==== Exercise material

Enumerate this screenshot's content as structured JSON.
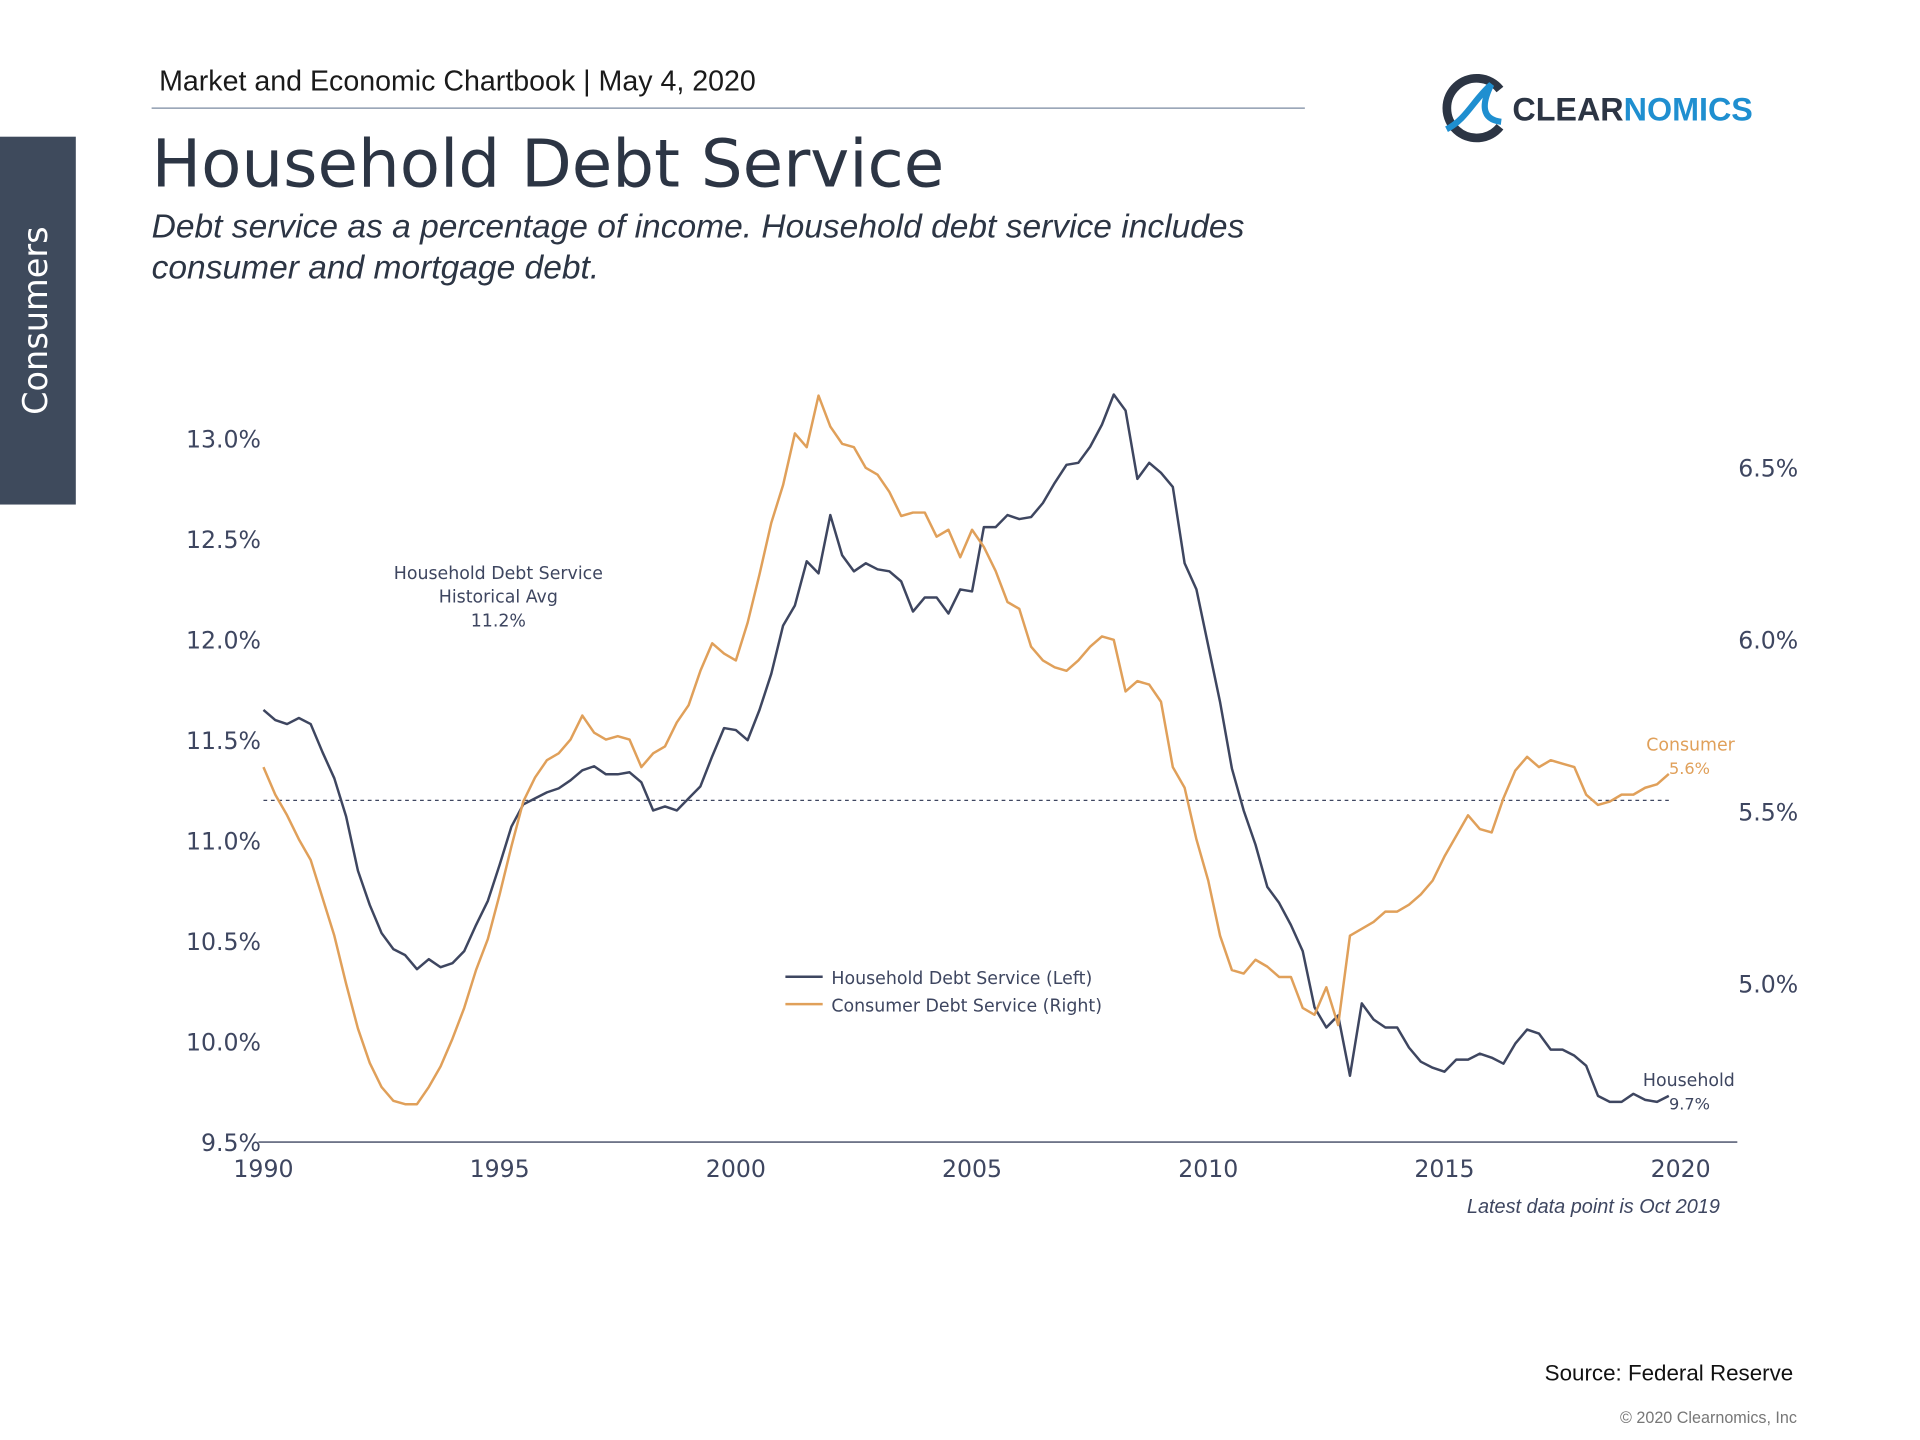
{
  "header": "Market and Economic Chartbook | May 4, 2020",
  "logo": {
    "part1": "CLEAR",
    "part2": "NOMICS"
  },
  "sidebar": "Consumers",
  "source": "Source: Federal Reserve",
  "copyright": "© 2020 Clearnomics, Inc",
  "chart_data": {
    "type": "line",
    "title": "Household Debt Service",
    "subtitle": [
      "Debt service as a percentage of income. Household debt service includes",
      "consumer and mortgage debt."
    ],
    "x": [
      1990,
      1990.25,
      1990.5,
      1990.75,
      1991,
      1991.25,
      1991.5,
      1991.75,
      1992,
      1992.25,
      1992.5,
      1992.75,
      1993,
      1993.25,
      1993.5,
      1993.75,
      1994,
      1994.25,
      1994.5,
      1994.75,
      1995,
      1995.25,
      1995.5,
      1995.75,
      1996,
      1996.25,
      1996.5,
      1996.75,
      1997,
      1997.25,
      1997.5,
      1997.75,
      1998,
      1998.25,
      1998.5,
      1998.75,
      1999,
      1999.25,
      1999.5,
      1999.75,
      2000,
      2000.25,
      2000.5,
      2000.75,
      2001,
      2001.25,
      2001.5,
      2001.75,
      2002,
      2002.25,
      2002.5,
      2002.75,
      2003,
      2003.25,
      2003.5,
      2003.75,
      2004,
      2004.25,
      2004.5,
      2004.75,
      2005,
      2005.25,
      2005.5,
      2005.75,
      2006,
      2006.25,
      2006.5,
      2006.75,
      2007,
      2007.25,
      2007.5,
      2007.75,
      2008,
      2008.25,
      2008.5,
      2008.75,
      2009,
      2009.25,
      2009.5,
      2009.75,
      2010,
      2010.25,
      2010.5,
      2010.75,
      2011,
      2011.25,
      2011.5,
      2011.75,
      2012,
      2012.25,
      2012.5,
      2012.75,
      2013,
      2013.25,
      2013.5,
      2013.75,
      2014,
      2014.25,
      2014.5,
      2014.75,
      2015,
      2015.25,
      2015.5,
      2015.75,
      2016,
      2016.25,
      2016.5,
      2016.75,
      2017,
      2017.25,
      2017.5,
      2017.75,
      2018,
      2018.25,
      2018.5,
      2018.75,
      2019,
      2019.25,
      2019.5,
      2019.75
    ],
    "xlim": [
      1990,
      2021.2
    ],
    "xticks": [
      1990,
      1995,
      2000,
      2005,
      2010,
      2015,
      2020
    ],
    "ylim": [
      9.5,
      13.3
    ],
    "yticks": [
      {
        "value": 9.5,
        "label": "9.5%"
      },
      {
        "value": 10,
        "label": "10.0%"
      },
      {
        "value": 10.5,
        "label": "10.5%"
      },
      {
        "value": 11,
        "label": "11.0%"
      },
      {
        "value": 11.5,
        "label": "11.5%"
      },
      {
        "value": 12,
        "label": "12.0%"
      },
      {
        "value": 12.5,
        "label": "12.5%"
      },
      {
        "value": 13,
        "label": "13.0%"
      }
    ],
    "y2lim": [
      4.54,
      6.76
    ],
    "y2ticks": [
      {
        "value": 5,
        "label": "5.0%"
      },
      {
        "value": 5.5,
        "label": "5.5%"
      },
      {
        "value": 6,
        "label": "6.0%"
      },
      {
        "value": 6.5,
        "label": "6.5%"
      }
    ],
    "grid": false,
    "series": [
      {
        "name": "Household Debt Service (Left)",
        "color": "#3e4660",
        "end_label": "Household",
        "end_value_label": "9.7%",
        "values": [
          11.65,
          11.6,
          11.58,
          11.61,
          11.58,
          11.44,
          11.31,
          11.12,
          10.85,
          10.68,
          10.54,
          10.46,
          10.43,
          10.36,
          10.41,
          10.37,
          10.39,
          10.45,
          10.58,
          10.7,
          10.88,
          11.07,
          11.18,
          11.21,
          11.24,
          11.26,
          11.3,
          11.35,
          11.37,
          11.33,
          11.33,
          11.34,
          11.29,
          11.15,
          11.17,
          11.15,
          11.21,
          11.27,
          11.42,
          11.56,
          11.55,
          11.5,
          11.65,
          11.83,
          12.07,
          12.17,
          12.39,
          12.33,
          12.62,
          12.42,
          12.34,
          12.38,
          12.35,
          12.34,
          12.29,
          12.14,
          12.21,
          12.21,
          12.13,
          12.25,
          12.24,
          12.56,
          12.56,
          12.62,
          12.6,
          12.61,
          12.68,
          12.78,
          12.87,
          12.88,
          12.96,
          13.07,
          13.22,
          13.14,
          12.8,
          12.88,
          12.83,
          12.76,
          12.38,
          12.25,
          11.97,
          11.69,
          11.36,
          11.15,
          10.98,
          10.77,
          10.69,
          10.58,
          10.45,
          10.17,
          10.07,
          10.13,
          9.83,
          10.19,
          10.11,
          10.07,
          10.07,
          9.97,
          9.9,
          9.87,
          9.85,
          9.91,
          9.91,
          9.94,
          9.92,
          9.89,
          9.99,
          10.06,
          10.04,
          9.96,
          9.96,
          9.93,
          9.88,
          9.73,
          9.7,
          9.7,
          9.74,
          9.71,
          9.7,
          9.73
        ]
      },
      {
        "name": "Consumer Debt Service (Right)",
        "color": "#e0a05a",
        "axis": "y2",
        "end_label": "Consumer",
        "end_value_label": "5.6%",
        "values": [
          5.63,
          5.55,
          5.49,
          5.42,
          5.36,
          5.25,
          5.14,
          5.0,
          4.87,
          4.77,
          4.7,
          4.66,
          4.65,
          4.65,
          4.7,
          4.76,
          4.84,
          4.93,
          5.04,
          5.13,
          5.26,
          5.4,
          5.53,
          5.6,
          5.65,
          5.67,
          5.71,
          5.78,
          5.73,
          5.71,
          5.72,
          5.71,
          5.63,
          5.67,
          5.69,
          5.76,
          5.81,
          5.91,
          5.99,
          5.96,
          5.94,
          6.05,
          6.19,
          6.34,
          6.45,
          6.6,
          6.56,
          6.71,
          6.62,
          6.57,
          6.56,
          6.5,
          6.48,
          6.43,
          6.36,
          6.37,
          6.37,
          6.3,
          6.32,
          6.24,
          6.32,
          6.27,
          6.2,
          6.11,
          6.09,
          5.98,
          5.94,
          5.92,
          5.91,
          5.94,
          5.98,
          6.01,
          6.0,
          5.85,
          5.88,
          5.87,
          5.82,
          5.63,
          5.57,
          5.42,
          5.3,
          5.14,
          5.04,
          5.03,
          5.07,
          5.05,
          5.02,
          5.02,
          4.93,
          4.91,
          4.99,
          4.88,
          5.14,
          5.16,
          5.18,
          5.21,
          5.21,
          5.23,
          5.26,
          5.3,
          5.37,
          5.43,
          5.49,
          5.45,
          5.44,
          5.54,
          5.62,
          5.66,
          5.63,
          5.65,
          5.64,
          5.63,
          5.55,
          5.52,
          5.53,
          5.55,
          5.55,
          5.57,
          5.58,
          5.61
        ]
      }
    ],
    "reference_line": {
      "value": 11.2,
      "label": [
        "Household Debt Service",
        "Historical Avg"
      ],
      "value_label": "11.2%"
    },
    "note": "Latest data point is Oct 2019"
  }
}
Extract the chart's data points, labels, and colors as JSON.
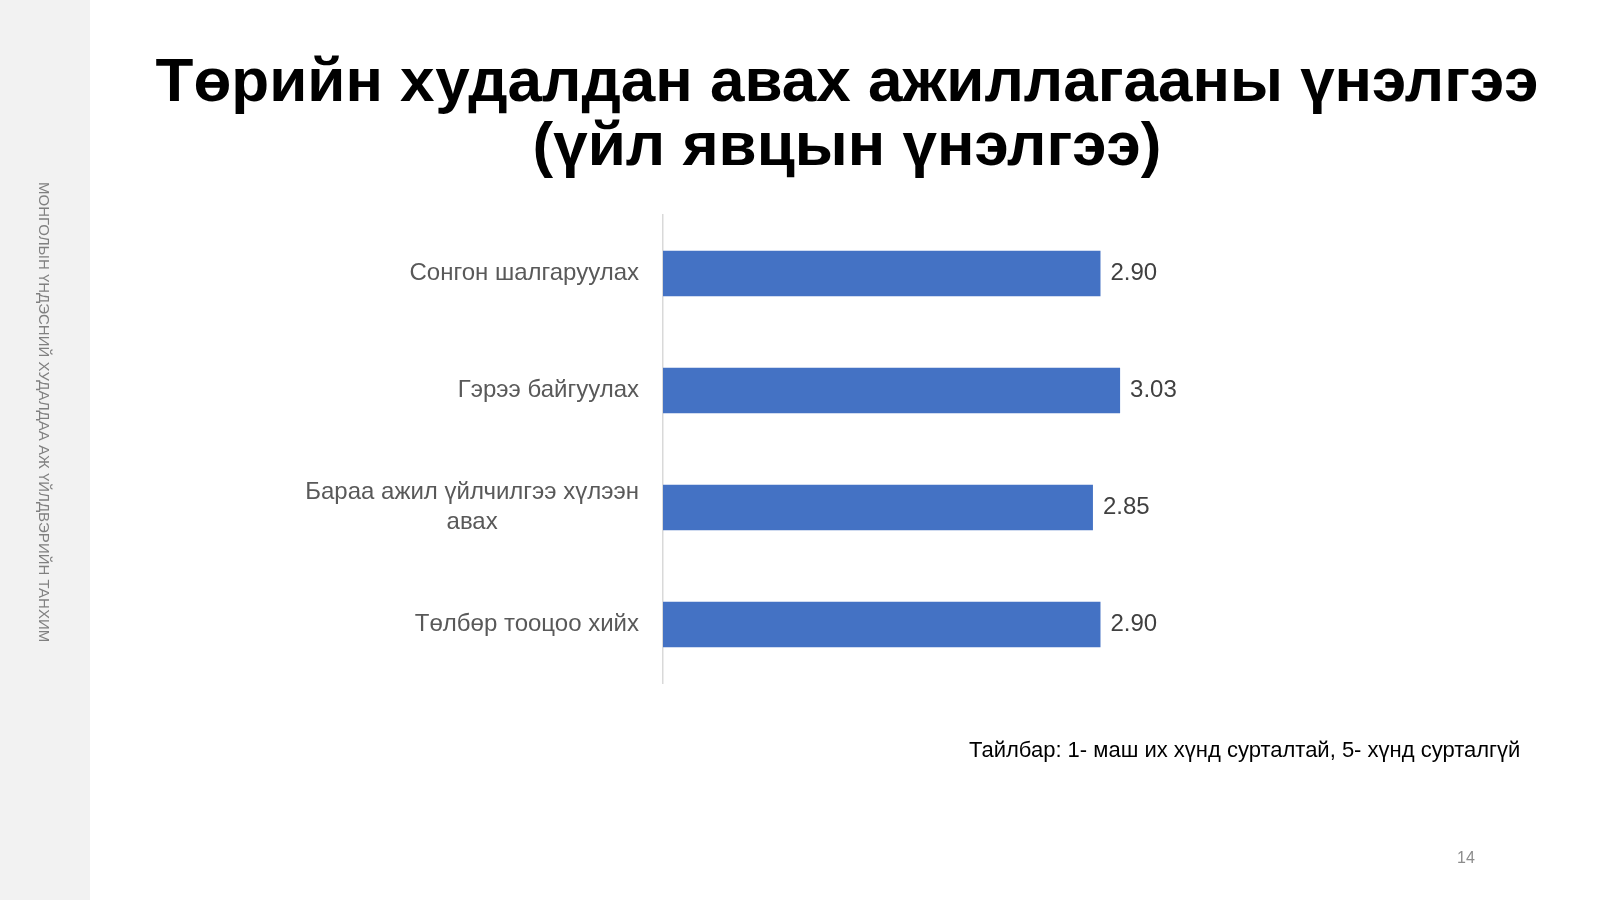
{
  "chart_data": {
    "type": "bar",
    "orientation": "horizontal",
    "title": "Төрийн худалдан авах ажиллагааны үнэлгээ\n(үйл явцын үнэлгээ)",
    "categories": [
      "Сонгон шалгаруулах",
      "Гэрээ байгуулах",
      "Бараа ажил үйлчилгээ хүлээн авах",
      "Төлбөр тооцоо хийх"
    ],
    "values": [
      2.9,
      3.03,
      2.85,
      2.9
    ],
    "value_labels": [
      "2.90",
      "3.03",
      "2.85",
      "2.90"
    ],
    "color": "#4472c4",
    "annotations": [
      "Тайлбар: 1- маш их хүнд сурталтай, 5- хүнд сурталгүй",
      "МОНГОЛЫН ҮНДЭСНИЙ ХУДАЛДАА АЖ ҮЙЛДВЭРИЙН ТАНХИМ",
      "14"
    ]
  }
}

========

Retype the records above exactly, starting at the line that contains "Extract the chart's" and going through the last line, and leave out any pictures.

Extract the chart's data points, labels, and colors as JSON.
{
  "chart_data": {
    "type": "bar",
    "orientation": "horizontal",
    "title": "Төрийн худалдан авах ажиллагааны үнэлгээ\n(үйл явцын үнэлгээ)",
    "categories": [
      "Сонгон шалгаруулах",
      "Гэрээ байгуулах",
      "Бараа ажил үйлчилгээ хүлээн авах",
      "Төлбөр тооцоо хийх"
    ],
    "values": [
      2.9,
      3.03,
      2.85,
      2.9
    ],
    "value_labels": [
      "2.90",
      "3.03",
      "2.85",
      "2.90"
    ],
    "color": "#4472c4",
    "annotations": [
      "Тайлбар: 1- маш их хүнд сурталтай, 5- хүнд сурталгүй",
      "МОНГОЛЫН ҮНДЭСНИЙ ХУДАЛДАА АЖ ҮЙЛДВЭРИЙН ТАНХИМ",
      "14"
    ]
  }
}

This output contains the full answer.